QUESTIONS TO ANSWER:
(A) In the passage on Leonardo da Vinci, transcribe the part that opens with the words "Leonardo da Vinci" and closes with "leaf to backgrounds.".
(B) Condense the paragraph of the Leonardo da Vinci passage that begins "The apprentice would learn about the use of color" into a short bulleted list that keeps its main facts.
(C) Supply the next part of the passage on Leonardo da Vinci's training, picking up after its final sentence.

Leonardo da Vinci - Kathleen Krull [5]
A new boy (at the time, artists’ apprentices were always boys) would start out sweeping the floor, running errands, cleaning paintbrushes, and heating up varnish or glue. As he learned the basics of drawing, his special talents would reveal themselves. He would graduate to crafting paintbrushes from animal hair, stretching canvases, mixing the paints from scratch, and applying gold leaf to backgrounds.
The apprentice would learn about the use of color, how to lay down the first coats of tempera (an egg-based paint), how to transfer a drawing to another surface, how to paint directly onto walls, and how to carve stone. He might be allowed to finish whole sections of paintings depending on whether he was good at landscapes, clothes, or faces. He would have to work some twelve hours a day, every day of the week except Sunday, every week of the year.
Leonardo was continually practicing his drawing. There was a lot to learn. In the Middle Ages, images in paintings had appeared flat, limited to two dimensions. But in 1413, the architect and artist Filippo Brunelleschi worked out the mathematical principles of linear perspective. Now paintings could give the illusion of depth. A young artist like Leonardo would need to study mathematics in order to portray nature as it actually appeared, in three-dimensional space.

LISTED RECORDS:

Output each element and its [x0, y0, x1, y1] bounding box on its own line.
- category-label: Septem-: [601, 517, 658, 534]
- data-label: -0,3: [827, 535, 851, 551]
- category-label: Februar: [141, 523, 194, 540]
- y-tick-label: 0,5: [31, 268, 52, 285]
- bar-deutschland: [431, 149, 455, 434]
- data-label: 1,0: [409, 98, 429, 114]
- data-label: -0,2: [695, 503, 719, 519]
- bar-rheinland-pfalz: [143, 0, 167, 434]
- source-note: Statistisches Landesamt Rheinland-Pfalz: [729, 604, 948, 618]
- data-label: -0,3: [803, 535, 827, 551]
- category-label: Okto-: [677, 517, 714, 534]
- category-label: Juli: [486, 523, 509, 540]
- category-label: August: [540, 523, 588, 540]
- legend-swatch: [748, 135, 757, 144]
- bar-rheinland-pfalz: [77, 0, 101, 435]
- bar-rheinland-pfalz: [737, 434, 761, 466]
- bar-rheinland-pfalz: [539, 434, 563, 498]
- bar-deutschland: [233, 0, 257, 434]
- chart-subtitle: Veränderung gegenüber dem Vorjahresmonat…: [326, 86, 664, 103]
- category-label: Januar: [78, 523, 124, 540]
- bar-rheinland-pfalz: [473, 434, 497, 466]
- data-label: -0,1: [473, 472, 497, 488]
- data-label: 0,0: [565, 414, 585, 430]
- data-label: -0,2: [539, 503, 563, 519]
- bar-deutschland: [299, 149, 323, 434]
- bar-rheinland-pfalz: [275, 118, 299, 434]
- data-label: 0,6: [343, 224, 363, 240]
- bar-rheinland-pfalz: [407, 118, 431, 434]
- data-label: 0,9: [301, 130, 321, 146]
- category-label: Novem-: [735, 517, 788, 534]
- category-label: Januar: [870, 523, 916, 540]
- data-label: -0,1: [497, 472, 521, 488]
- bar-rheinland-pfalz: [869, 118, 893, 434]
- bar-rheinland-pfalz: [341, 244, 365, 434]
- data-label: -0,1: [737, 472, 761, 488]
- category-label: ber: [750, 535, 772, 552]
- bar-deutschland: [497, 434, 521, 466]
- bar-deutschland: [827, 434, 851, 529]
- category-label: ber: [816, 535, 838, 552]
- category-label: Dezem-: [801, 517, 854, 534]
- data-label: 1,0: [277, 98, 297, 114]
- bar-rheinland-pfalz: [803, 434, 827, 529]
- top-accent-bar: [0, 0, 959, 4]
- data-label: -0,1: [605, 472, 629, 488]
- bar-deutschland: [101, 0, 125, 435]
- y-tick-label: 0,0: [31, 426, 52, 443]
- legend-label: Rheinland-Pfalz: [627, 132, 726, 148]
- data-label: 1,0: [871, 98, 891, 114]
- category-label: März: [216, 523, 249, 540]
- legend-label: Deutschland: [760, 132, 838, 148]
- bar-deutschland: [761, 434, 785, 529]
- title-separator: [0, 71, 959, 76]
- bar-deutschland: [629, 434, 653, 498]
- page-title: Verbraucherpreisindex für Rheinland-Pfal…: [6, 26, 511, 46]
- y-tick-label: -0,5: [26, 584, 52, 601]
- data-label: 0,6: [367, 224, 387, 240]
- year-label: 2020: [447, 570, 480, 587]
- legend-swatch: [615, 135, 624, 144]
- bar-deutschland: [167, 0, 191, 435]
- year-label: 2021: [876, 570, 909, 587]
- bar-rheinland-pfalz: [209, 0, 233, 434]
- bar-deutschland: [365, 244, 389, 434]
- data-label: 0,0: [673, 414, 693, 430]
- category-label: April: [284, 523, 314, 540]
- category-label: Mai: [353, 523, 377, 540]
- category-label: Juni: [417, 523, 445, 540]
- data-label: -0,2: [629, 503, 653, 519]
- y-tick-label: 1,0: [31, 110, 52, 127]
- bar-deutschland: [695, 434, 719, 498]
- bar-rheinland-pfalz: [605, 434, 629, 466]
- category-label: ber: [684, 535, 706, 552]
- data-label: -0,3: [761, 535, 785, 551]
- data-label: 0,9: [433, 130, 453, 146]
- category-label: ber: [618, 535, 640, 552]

TASK-BY-TASK RESULTS:
(A)
Leonardo da Vinci - Kathleen Krull [5]
A new boy (at the time, artists’ apprentices were always boys) would start out sweeping the floor, running errands, cleaning paintbrushes, and heating up varnish or glue. As he learned the basics of drawing, his special talents would reveal themselves. He would graduate to crafting paintbrushes from animal hair, stretching canvases, mixing the paints from scratch, and applying gold leaf to backgrounds.

(B)
- The apprentice learned about using color, laying down first coats of tempera (an egg-based paint), transferring a drawing to another surface, painting directly onto walls, and carving stone.
- Depending on whether he was good at landscapes, clothes, or faces, he might be allowed to finish whole sections of paintings.
- He worked about twelve hours a day, every day except Sunday, every week of the year.

(C)
The workshop was like another laboratory for Leonardo, after the natural world of his early childhood. Its spirit was almost as much scientific as artistic, with observations and experiments leading to new techniques. An apprentice would be always experimenting with potions—oil of cypress with water to make an amber-colored paint, saliva to keep pens wet. One job was to prepare wood panels for painting; in later life, Leonardo revealed his recipe as a lengthy process using twice-distilled turpentine, arsenic, boiled linseed oil, and human urine.
The first big project Leonardo probably helped see through to completion was a two-ton giant bronze ball. It was for the city’s famous cathedral—to go atop its dome, designed by Brunelleschi. Every man and boy in the workshop was called upon to help. The final hoisting of the ball into place was a huge celebration that Leonardo certainly attended—along with the whole shouting city.
Being an artist could clearly bring sparkling acclaim.
It also brought approval from his father.
One day Piero stopped by the workshop. He had a plain wooden shield he needed painted as a favor to someone. Leonardo took the job and went all out. He decided the picture on a shield must be frightening, so he collected lizards, bats, crickets, snakes, insects. Then he dissected them. He arranged the most interesting body parts into the scariest possible monster, spitting fire. He painted the beast on the shield, which he displayed in a corner of a dark room, and invited his father in for a dramatic unveiling.
Piero was actually frightened at first, then delighted. He took it away and picked up a cheap shield (decorated with a simple heart pierced by an arrow) to give to his friend. Did Piero keep his son’s shield? No. He sold it for a nice sum.
Verrocchio encouraged his apprentices to dissect small dead animals as a way to learn to portray anatomy. This was something easy, if unusual, for Leonardo to do. In fact, in the study of anatomy at that time, artists were as knowledgeable as anyone, even medical students.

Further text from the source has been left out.